## TO BE DONE
Go through everything from the first line down to the line with "The rib 4 is at (487, 306).", change "enlarged plan view" to "magnified plan view", and give those lines back with nothing else altered.

## EXCERPTED RECORDS

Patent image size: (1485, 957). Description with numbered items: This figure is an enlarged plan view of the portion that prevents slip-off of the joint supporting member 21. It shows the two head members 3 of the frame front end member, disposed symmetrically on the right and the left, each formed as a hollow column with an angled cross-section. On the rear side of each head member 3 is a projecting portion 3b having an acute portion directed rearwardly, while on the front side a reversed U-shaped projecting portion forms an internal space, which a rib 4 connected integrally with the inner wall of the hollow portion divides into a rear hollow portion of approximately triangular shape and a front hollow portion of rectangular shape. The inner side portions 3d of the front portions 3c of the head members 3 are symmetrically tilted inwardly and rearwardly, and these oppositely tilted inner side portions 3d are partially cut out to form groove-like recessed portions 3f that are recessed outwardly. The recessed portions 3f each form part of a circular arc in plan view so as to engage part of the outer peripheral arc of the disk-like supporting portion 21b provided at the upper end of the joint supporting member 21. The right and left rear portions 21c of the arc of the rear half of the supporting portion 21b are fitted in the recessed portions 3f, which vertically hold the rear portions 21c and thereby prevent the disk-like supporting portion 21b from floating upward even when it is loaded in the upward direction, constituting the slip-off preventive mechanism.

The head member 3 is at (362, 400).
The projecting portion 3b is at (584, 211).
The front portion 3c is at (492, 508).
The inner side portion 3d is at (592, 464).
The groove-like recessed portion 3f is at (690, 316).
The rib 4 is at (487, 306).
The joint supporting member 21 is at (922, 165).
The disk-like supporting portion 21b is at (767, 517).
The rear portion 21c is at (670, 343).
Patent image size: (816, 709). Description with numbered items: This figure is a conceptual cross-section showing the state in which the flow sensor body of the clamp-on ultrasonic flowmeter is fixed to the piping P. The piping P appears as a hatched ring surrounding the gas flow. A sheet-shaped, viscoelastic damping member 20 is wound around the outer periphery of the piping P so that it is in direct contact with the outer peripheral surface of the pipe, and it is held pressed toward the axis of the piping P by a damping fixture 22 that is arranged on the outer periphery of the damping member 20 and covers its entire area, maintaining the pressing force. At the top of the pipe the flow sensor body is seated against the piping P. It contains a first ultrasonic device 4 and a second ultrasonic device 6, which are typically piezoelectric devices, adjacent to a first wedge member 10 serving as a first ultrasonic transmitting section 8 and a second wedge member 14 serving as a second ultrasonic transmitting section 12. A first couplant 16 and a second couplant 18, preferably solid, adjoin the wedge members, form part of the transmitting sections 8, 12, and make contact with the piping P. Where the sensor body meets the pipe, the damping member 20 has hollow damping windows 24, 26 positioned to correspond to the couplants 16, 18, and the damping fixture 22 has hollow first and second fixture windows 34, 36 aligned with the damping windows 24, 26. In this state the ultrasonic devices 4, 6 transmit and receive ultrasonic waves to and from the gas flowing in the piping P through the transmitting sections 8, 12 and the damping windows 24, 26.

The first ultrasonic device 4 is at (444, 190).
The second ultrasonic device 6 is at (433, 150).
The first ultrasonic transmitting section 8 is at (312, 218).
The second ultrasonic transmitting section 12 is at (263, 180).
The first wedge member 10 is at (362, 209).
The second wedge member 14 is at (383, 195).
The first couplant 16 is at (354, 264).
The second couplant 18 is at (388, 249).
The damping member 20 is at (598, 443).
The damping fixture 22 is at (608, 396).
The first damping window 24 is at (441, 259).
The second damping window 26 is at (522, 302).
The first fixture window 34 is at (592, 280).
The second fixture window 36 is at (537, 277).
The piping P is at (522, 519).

## WRITTEN RESPONSE
Patent image size: (1485, 957). Description with numbered items: This figure is an magnified plan view of the portion that prevents slip-off of the joint supporting member 21. It shows the two head members 3 of the frame front end member, disposed symmetrically on the right and the left, each formed as a hollow column with an angled cross-section. On the rear side of each head member 3 is a projecting portion 3b having an acute portion directed rearwardly, while on the front side a reversed U-shaped projecting portion forms an internal space, which a rib 4 connected integrally with the inner wall of the hollow portion divides into a rear hollow portion of approximately triangular shape and a front hollow portion of rectangular shape. The inner side portions 3d of the front portions 3c of the head members 3 are symmetrically tilted inwardly and rearwardly, and these oppositely tilted inner side portions 3d are partially cut out to form groove-like recessed portions 3f that are recessed outwardly. The recessed portions 3f each form part of a circular arc in plan view so as to engage part of the outer peripheral arc of the disk-like supporting portion 21b provided at the upper end of the joint supporting member 21. The right and left rear portions 21c of the arc of the rear half of the supporting portion 21b are fitted in the recessed portions 3f, which vertically hold the rear portions 21c and thereby prevent the disk-like supporting portion 21b from floating upward even when it is loaded in the upward direction, constituting the slip-off preventive mechanism.

The head member 3 is at (362, 400).
The projecting portion 3b is at (584, 211).
The front portion 3c is at (492, 508).
The inner side portion 3d is at (592, 464).
The groove-like recessed portion 3f is at (690, 316).
The rib 4 is at (487, 306).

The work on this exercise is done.